#### Dataset excerpts:

● ● ● ● ●

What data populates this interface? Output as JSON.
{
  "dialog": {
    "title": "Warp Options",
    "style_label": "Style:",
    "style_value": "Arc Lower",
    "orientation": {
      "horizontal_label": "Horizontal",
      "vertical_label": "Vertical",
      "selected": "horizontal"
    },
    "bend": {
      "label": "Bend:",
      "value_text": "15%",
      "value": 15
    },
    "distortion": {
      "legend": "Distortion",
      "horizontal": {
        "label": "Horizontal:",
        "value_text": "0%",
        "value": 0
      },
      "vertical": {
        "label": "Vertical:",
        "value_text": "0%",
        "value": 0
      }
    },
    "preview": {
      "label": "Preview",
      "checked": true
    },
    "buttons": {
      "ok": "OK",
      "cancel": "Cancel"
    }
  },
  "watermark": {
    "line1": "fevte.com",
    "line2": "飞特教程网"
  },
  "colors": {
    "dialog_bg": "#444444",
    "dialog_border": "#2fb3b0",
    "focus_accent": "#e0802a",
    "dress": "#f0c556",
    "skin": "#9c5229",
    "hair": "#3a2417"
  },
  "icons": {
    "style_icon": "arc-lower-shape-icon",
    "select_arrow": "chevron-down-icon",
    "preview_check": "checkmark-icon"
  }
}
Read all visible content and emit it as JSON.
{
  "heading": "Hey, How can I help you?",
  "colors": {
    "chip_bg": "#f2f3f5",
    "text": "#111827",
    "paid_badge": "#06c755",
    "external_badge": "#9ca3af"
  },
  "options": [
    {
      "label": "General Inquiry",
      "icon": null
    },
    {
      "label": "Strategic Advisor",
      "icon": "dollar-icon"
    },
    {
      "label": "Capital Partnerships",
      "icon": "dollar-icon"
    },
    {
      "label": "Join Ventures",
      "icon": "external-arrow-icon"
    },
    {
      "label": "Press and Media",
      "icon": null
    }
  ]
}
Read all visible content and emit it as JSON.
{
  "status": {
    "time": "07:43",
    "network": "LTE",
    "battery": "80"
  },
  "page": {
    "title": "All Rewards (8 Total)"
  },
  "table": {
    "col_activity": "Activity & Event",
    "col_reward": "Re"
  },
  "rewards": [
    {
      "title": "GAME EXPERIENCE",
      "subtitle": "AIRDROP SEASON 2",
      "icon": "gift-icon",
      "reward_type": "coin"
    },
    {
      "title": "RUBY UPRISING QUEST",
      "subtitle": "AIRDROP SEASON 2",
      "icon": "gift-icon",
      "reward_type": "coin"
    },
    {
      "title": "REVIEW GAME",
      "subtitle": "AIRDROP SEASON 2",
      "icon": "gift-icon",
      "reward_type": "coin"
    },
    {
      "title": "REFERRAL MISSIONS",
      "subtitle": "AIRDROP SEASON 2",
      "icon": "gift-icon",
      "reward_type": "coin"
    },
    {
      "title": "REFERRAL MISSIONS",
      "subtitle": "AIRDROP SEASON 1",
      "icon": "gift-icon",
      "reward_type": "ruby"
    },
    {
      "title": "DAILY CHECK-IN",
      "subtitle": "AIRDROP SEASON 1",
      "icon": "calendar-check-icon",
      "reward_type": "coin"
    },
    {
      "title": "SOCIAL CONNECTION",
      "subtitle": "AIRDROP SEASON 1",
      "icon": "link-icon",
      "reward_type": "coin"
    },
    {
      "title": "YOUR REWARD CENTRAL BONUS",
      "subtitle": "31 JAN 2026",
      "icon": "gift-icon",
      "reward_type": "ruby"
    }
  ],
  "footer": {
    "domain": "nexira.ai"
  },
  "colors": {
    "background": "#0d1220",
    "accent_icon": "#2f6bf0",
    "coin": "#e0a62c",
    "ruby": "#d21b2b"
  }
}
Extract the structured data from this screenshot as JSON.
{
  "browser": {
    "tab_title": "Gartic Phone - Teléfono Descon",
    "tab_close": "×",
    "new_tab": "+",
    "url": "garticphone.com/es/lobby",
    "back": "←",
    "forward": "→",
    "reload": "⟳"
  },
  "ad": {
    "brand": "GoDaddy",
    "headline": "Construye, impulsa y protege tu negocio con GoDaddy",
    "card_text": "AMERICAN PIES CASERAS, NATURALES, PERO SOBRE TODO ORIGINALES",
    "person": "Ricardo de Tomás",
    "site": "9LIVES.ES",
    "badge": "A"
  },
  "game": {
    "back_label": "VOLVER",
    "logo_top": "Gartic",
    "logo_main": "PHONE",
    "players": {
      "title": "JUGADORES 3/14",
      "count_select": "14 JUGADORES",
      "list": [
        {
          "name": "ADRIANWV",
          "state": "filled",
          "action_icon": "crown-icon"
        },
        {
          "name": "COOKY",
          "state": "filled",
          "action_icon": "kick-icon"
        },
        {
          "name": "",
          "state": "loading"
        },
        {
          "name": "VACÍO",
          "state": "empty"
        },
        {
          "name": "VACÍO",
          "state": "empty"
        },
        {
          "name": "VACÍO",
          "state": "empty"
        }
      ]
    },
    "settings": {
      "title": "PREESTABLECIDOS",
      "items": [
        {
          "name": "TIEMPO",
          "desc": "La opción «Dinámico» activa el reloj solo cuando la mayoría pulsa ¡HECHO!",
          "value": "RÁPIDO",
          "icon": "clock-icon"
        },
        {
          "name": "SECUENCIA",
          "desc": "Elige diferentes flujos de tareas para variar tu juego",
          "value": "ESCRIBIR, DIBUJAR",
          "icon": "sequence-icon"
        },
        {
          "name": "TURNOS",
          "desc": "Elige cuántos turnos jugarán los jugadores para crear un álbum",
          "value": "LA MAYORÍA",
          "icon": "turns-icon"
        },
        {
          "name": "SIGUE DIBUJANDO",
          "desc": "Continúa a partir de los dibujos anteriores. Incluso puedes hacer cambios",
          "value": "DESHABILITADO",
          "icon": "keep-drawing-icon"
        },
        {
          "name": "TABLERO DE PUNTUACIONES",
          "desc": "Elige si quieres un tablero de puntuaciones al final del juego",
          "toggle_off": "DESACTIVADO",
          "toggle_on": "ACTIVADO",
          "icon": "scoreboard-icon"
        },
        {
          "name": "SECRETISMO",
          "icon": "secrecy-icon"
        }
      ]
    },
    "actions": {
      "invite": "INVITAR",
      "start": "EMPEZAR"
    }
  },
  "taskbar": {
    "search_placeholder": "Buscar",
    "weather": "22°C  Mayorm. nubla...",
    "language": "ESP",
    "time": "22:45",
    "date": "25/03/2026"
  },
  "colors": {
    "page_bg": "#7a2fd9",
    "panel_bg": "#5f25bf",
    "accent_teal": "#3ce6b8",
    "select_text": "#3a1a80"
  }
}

● ● ● ● ●

#### EXERCISE REQUIREMENTS:
In the entries above, find lines with "JSON" and copy each.

#### ANSWER TO THIS PROBLEM:
What data populates this interface? Output as JSON.
Read all visible content and emit it as JSON.
Read all visible content and emit it as JSON.
Extract the structured data from this screenshot as JSON.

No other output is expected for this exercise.